_Extracted data_
• • •

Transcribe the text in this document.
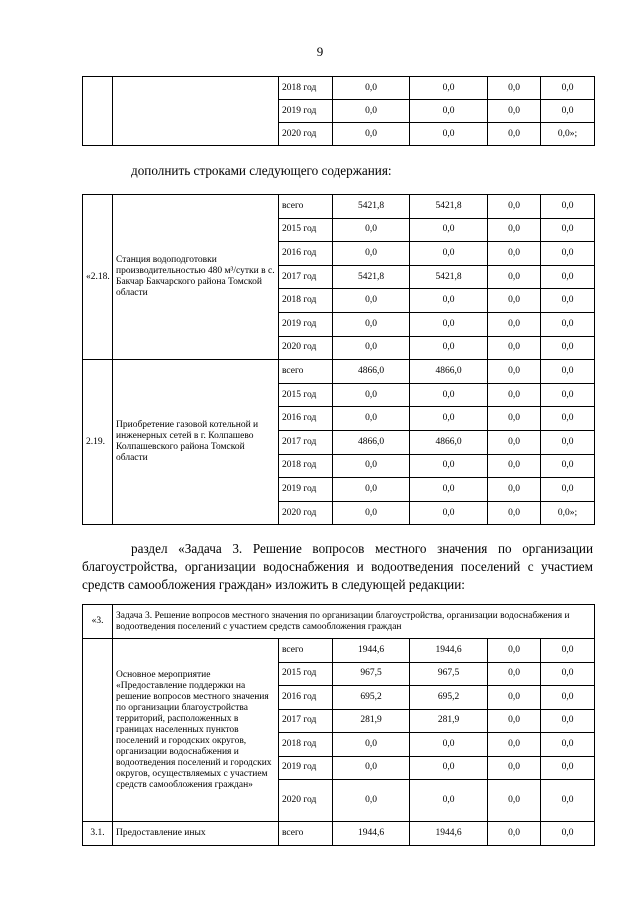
9
		2018 год	0,0	0,0	0,0	0,0
		2019 год	0,0	0,0	0,0	0,0
		2020 год	0,0	0,0	0,0	0,0»;
дополнить строками следующего содержания:
«2.18.	Станция водоподготовки производительностью 480 м³/сутки в с. Бакчар Бакчарского района Томской области	всего	5421,8	5421,8	0,0	0,0
		2015 год	0,0	0,0	0,0	0,0
		2016 год	0,0	0,0	0,0	0,0
		2017 год	5421,8	5421,8	0,0	0,0
		2018 год	0,0	0,0	0,0	0,0
		2019 год	0,0	0,0	0,0	0,0
		2020 год	0,0	0,0	0,0	0,0
2.19.	Приобретение газовой котельной и инженерных сетей в г. Колпашево Колпашевского района Томской области	всего	4866,0	4866,0	0,0	0,0
		2015 год	0,0	0,0	0,0	0,0
		2016 год	0,0	0,0	0,0	0,0
		2017 год	4866,0	4866,0	0,0	0,0
		2018 год	0,0	0,0	0,0	0,0
		2019 год	0,0	0,0	0,0	0,0
		2020 год	0,0	0,0	0,0	0,0»;
раздел «Задача 3. Решение вопросов местного значения по организации
благоустройства, организации водоснабжения и водоотведения поселений с участием
средств самообложения граждан» изложить в следующей редакции:
«3.	Задача 3. Решение вопросов местного значения по организации благоустройства, организации водоснабжения и водоотведения поселений с участием средств самообложения граждан					
	Основное мероприятие «Предоставление поддержки на решение вопросов местного значения по организации благоустройства территорий, расположенных в границах населенных пунктов поселений и городских округов, организации водоснабжения и водоотведения поселений и городских округов, осуществляемых с участием средств самообложения граждан»	всего	1944,6	1944,6	0,0	0,0
		2015 год	967,5	967,5	0,0	0,0
		2016 год	695,2	695,2	0,0	0,0
		2017 год	281,9	281,9	0,0	0,0
		2018 год	0,0	0,0	0,0	0,0
		2019 год	0,0	0,0	0,0	0,0
		2020 год	0,0	0,0	0,0	0,0
3.1.	Предоставление иных	всего	1944,6	1944,6	0,0	0,0
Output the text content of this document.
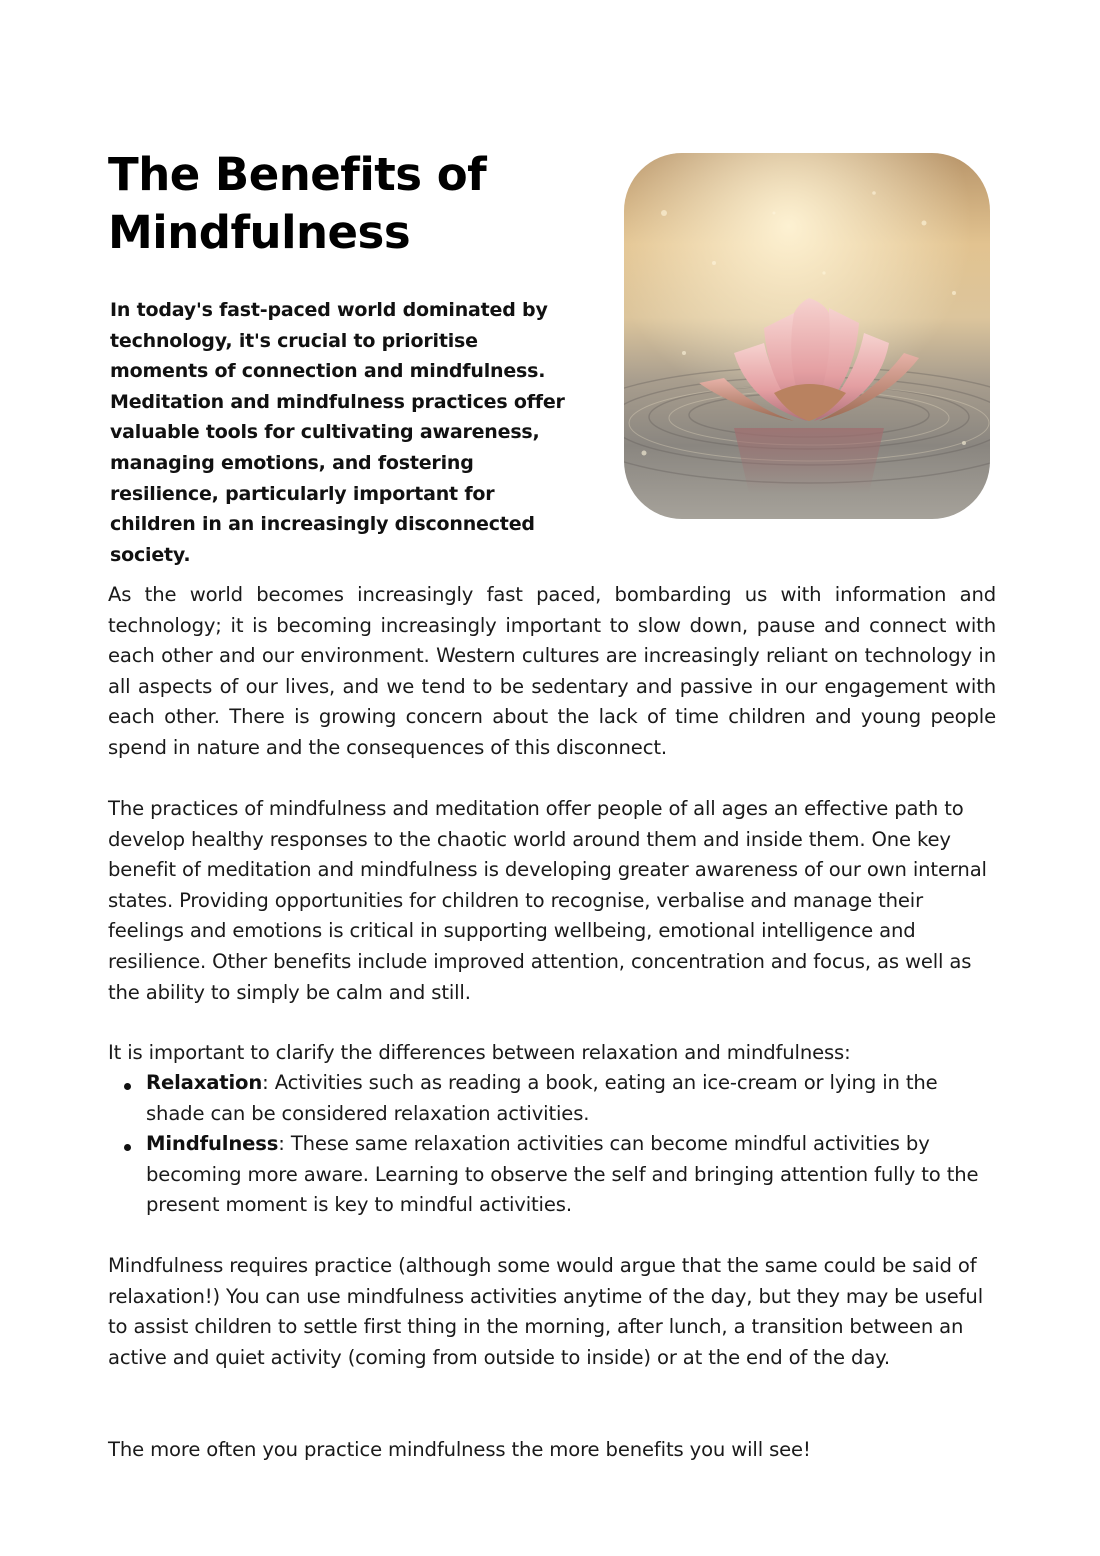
The Benefits of Mindfulness

In today's fast-paced world dominated by technology, it's crucial to prioritise moments of connection and mindfulness. Meditation and mindfulness practices offer valuable tools for cultivating awareness, managing emotions, and fostering resilience, particularly important for children in an increasingly disconnected society.

As the world becomes increasingly fast paced, bombarding us with information and technology; it is becoming increasingly important to slow down, pause and connect with each other and our environment. Western cultures are increasingly reliant on technology in all aspects of our lives, and we tend to be sedentary and passive in our engagement with each other. There is growing concern about the lack of time children and young people spend in nature and the consequences of this disconnect.

The practices of mindfulness and meditation offer people of all ages an effective path to develop healthy responses to the chaotic world around them and inside them. One key benefit of meditation and mindfulness is developing greater awareness of our own internal states. Providing opportunities for children to recognise, verbalise and manage their feelings and emotions is critical in supporting wellbeing, emotional intelligence and resilience. Other benefits include improved attention, concentration and focus, as well as the ability to simply be calm and still.

It is important to clarify the differences between relaxation and mindfulness:

Relaxation: Activities such as reading a book, eating an ice-cream or lying in the shade can be considered relaxation activities.
Mindfulness: These same relaxation activities can become mindful activities by becoming more aware. Learning to observe the self and bringing attention fully to the present moment is key to mindful activities.

Mindfulness requires practice (although some would argue that the same could be said of relaxation!) You can use mindfulness activities anytime of the day, but they may be useful to assist children to settle first thing in the morning, after lunch, a transition between an active and quiet activity (coming from outside to inside) or at the end of the day.

The more often you practice mindfulness the more benefits you will see!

• • •

In the listing above, find each line with the word "increasingly" and copy it.

In today's fast-paced world dominated by technology, it's crucial to prioritise moments of connection and mindfulness. Meditation and mindfulness practices offer valuable tools for cultivating awareness, managing emotions, and fostering resilience, particularly important for children in an increasingly disconnected society.
As the world becomes increasingly fast paced, bombarding us with information and technology; it is becoming increasingly important to slow down, pause and connect with each other and our environment. Western cultures are increasingly reliant on technology in all aspects of our lives, and we tend to be sedentary and passive in our engagement with each other. There is growing concern about the lack of time children and young people spend in nature and the consequences of this disconnect.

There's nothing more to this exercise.